** Start of Records to process **
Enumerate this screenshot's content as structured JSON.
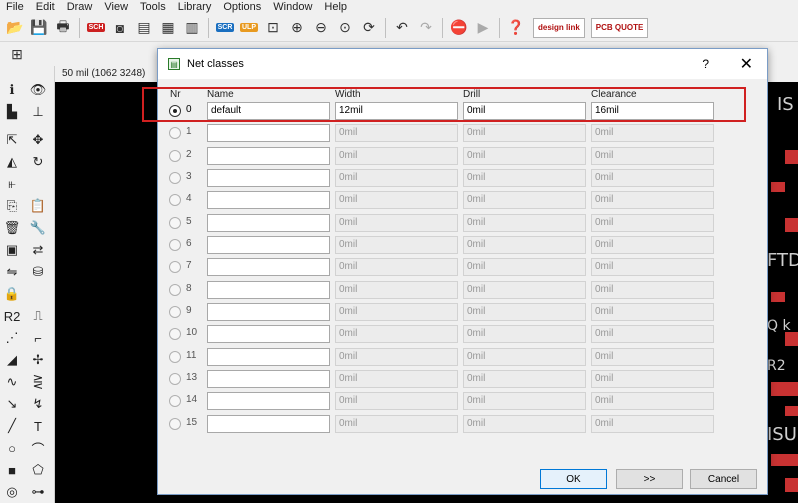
{
  "menu": [
    "File",
    "Edit",
    "Draw",
    "View",
    "Tools",
    "Library",
    "Options",
    "Window",
    "Help"
  ],
  "toolbar": {
    "scr_label": "SCR",
    "ulp_label": "ULP",
    "design_link_label": "design link",
    "pcb_quote_label": "PCB QUOTE"
  },
  "status": {
    "coordinate": "50 mil (1062 3248)"
  },
  "canvas_labels": [
    "IS",
    "FTD",
    "Q k",
    "R2",
    "ISU"
  ],
  "dialog": {
    "title": "Net classes",
    "help": "?",
    "close": "✕",
    "headers": {
      "nr": "Nr",
      "name": "Name",
      "width": "Width",
      "drill": "Drill",
      "clearance": "Clearance"
    },
    "rows": [
      {
        "nr": "0",
        "name": "default",
        "width": "12mil",
        "drill": "0mil",
        "clearance": "16mil"
      },
      {
        "nr": "1",
        "name": "",
        "width": "0mil",
        "drill": "0mil",
        "clearance": "0mil"
      },
      {
        "nr": "2",
        "name": "",
        "width": "0mil",
        "drill": "0mil",
        "clearance": "0mil"
      },
      {
        "nr": "3",
        "name": "",
        "width": "0mil",
        "drill": "0mil",
        "clearance": "0mil"
      },
      {
        "nr": "4",
        "name": "",
        "width": "0mil",
        "drill": "0mil",
        "clearance": "0mil"
      },
      {
        "nr": "5",
        "name": "",
        "width": "0mil",
        "drill": "0mil",
        "clearance": "0mil"
      },
      {
        "nr": "6",
        "name": "",
        "width": "0mil",
        "drill": "0mil",
        "clearance": "0mil"
      },
      {
        "nr": "7",
        "name": "",
        "width": "0mil",
        "drill": "0mil",
        "clearance": "0mil"
      },
      {
        "nr": "8",
        "name": "",
        "width": "0mil",
        "drill": "0mil",
        "clearance": "0mil"
      },
      {
        "nr": "9",
        "name": "",
        "width": "0mil",
        "drill": "0mil",
        "clearance": "0mil"
      },
      {
        "nr": "10",
        "name": "",
        "width": "0mil",
        "drill": "0mil",
        "clearance": "0mil"
      },
      {
        "nr": "11",
        "name": "",
        "width": "0mil",
        "drill": "0mil",
        "clearance": "0mil"
      },
      {
        "nr": "13",
        "name": "",
        "width": "0mil",
        "drill": "0mil",
        "clearance": "0mil"
      },
      {
        "nr": "14",
        "name": "",
        "width": "0mil",
        "drill": "0mil",
        "clearance": "0mil"
      },
      {
        "nr": "15",
        "name": "",
        "width": "0mil",
        "drill": "0mil",
        "clearance": "0mil"
      }
    ],
    "buttons": {
      "ok": "OK",
      "next": ">>",
      "cancel": "Cancel"
    }
  },
  "colors": {
    "highlight": "#d02020",
    "canvas": "#000000",
    "pad": "#c83232"
  }
}
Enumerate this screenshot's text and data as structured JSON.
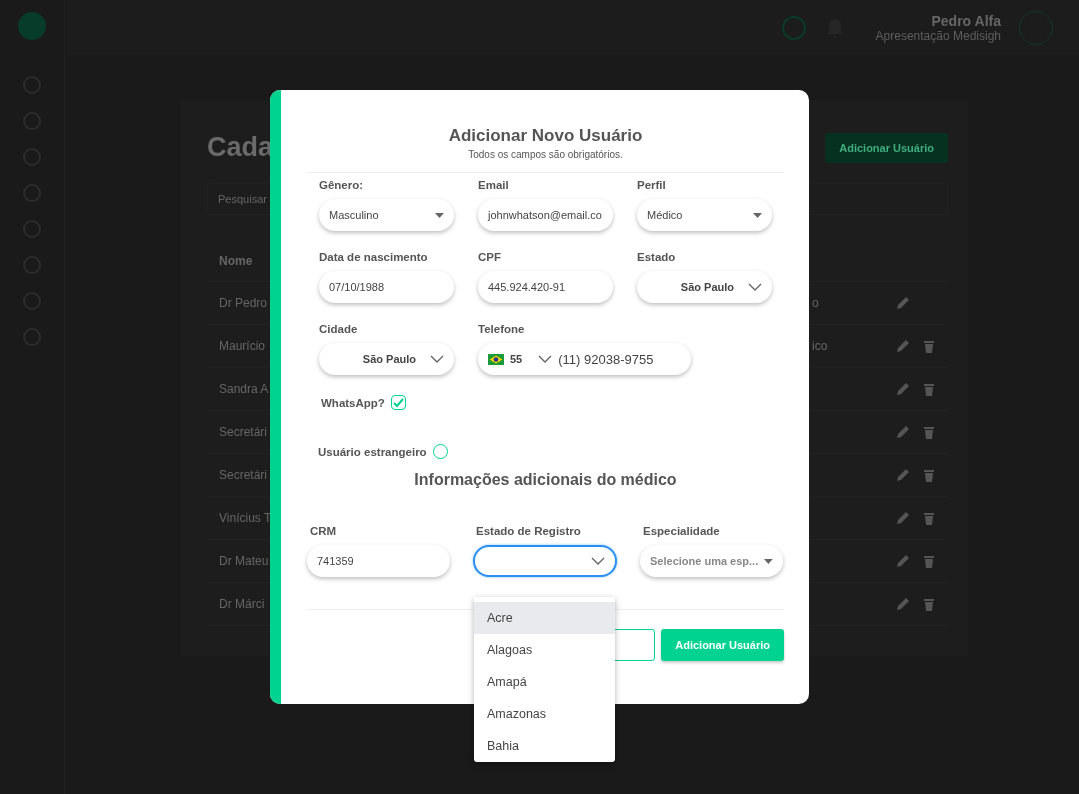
** End of Records to process **
Pull out every line in the material above where "screenshot" occurs.

## Written response
Enumerate this screenshot's content as structured JSON.
Enumerate this screenshot's text and data as structured JSON.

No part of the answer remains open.